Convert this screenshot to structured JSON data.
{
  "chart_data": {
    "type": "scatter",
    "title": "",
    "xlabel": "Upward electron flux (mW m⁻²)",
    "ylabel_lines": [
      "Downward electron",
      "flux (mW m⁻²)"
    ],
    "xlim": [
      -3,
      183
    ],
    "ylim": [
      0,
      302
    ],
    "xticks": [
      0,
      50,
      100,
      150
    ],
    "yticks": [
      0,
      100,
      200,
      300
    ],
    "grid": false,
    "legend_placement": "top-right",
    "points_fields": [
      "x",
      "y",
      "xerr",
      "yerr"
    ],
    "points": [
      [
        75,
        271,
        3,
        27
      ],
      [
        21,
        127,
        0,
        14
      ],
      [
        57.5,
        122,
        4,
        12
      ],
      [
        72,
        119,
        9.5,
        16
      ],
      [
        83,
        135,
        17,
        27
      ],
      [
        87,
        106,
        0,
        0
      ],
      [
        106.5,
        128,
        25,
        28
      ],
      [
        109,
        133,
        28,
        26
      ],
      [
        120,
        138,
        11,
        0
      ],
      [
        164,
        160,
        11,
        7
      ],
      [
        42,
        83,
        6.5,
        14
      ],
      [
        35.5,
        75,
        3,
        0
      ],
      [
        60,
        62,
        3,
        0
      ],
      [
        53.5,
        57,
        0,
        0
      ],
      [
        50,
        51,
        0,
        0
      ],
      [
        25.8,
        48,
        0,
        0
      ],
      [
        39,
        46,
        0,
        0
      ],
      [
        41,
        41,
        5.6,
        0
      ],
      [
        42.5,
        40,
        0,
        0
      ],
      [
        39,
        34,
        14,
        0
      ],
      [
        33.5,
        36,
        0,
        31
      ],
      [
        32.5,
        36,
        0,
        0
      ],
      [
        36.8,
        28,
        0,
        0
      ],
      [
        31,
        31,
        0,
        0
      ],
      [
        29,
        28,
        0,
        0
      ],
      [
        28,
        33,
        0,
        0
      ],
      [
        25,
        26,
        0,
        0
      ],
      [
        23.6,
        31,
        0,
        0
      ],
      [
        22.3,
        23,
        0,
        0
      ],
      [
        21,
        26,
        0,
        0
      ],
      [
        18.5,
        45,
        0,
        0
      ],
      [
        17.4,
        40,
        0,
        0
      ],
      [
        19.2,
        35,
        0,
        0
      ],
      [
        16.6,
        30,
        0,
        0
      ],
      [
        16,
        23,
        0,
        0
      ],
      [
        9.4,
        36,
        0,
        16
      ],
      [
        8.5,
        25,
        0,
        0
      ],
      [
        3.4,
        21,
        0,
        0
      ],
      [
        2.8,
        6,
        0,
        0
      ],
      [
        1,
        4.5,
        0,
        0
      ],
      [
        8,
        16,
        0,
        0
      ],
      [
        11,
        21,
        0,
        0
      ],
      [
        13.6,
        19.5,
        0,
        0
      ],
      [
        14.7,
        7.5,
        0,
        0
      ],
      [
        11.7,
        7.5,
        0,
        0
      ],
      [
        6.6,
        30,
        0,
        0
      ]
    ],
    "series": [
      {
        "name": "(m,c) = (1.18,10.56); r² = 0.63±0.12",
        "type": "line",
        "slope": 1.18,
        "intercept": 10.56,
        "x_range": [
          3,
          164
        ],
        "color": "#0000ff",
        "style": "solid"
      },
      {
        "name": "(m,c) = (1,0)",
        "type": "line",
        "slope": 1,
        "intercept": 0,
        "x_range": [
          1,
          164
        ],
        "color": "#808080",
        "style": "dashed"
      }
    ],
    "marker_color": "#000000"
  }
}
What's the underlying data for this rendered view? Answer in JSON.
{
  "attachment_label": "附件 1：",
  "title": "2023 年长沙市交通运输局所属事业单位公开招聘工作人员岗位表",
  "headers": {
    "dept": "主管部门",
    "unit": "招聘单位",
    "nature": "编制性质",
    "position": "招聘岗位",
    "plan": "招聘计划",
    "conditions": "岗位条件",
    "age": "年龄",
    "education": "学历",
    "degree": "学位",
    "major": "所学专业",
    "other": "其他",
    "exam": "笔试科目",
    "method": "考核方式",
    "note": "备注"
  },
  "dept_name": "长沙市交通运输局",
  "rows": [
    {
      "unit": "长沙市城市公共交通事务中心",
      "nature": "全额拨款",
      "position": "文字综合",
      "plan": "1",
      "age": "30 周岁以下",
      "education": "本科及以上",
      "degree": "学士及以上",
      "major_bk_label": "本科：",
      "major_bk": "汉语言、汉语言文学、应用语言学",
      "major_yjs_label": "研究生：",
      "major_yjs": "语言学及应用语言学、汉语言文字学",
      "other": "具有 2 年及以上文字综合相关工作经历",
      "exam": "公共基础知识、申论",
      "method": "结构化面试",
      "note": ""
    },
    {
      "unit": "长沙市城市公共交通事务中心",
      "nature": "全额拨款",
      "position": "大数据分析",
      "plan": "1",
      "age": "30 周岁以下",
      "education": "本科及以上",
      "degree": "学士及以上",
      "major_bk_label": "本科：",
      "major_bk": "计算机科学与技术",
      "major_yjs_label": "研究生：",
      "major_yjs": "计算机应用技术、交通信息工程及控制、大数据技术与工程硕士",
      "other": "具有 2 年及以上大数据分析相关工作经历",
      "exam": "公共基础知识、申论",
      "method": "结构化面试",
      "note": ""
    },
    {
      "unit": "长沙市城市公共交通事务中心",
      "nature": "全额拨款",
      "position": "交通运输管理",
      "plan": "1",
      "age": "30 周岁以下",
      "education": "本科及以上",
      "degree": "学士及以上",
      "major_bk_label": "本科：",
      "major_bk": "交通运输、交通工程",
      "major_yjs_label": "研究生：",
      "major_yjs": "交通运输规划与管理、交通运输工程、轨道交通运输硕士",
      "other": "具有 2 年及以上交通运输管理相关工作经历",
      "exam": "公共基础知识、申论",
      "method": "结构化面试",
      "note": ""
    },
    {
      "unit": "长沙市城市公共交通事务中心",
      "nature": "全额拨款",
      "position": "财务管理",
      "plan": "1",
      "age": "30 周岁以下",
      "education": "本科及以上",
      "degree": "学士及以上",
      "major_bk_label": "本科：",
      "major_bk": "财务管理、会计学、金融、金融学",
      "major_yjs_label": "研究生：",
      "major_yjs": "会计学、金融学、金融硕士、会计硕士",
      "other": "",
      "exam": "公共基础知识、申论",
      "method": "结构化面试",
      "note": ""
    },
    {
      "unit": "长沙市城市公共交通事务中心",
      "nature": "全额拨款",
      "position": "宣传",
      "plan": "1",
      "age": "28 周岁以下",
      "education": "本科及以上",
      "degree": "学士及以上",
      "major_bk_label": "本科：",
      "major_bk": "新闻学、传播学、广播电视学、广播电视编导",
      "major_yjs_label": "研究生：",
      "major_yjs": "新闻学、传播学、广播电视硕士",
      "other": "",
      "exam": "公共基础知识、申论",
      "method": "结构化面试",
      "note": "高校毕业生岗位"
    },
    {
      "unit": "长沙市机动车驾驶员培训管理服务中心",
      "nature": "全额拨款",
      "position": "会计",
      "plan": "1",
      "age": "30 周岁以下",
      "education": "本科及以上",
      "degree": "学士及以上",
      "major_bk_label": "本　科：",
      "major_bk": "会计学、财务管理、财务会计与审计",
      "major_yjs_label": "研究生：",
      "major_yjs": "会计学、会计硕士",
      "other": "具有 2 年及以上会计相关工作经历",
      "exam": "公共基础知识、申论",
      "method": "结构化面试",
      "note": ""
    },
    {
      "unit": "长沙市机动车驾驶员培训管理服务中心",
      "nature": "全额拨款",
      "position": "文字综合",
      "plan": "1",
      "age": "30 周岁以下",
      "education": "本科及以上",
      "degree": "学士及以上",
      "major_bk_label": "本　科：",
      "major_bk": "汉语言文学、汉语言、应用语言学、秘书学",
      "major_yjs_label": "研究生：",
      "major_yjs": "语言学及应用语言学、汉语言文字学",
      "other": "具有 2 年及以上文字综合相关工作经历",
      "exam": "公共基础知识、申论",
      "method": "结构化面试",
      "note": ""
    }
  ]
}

■ **Your goal**:
Where does the word "汉语言文学" appear? Return each line that holds it.

■ **Expected output**:
      "major_bk": "汉语言、汉语言文学、应用语言学",
      "major_bk": "汉语言文学、汉语言、应用语言学、秘书学",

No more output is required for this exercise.